## [PROMPT]
Using the material below, work out how many lines contain the word "content". Reply with the number and nothing more.

## [SUPPLIED RECORDS]

|---|

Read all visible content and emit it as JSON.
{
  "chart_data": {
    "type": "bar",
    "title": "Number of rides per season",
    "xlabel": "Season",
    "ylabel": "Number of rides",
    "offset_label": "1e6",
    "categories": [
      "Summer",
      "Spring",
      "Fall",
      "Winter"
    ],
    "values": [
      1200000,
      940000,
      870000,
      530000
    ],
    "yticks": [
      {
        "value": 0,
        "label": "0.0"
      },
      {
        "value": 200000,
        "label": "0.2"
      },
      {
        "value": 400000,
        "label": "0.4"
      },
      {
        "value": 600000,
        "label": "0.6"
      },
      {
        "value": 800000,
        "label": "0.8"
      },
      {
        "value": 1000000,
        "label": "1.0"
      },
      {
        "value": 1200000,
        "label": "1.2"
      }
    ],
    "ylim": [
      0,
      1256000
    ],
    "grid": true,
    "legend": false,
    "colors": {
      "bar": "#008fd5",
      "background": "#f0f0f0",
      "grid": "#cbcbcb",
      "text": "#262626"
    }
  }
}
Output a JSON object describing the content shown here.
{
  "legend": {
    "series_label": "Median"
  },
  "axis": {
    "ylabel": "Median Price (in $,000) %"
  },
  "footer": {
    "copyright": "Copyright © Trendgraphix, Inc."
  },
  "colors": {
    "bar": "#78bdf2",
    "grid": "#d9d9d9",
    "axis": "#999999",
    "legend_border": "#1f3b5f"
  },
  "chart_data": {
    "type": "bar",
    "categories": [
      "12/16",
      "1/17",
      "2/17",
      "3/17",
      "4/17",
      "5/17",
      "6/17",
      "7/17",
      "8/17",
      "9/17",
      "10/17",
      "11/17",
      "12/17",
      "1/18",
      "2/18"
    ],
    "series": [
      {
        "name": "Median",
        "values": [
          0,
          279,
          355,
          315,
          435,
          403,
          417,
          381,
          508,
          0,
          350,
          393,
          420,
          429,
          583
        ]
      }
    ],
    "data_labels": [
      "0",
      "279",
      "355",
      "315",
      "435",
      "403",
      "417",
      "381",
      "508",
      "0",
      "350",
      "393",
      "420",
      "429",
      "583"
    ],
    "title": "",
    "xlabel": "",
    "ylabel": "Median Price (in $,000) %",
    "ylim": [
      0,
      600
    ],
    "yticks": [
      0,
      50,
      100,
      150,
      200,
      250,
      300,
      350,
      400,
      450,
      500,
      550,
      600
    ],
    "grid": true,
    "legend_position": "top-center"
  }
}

|---|

## [WRITTEN ANSWER]
2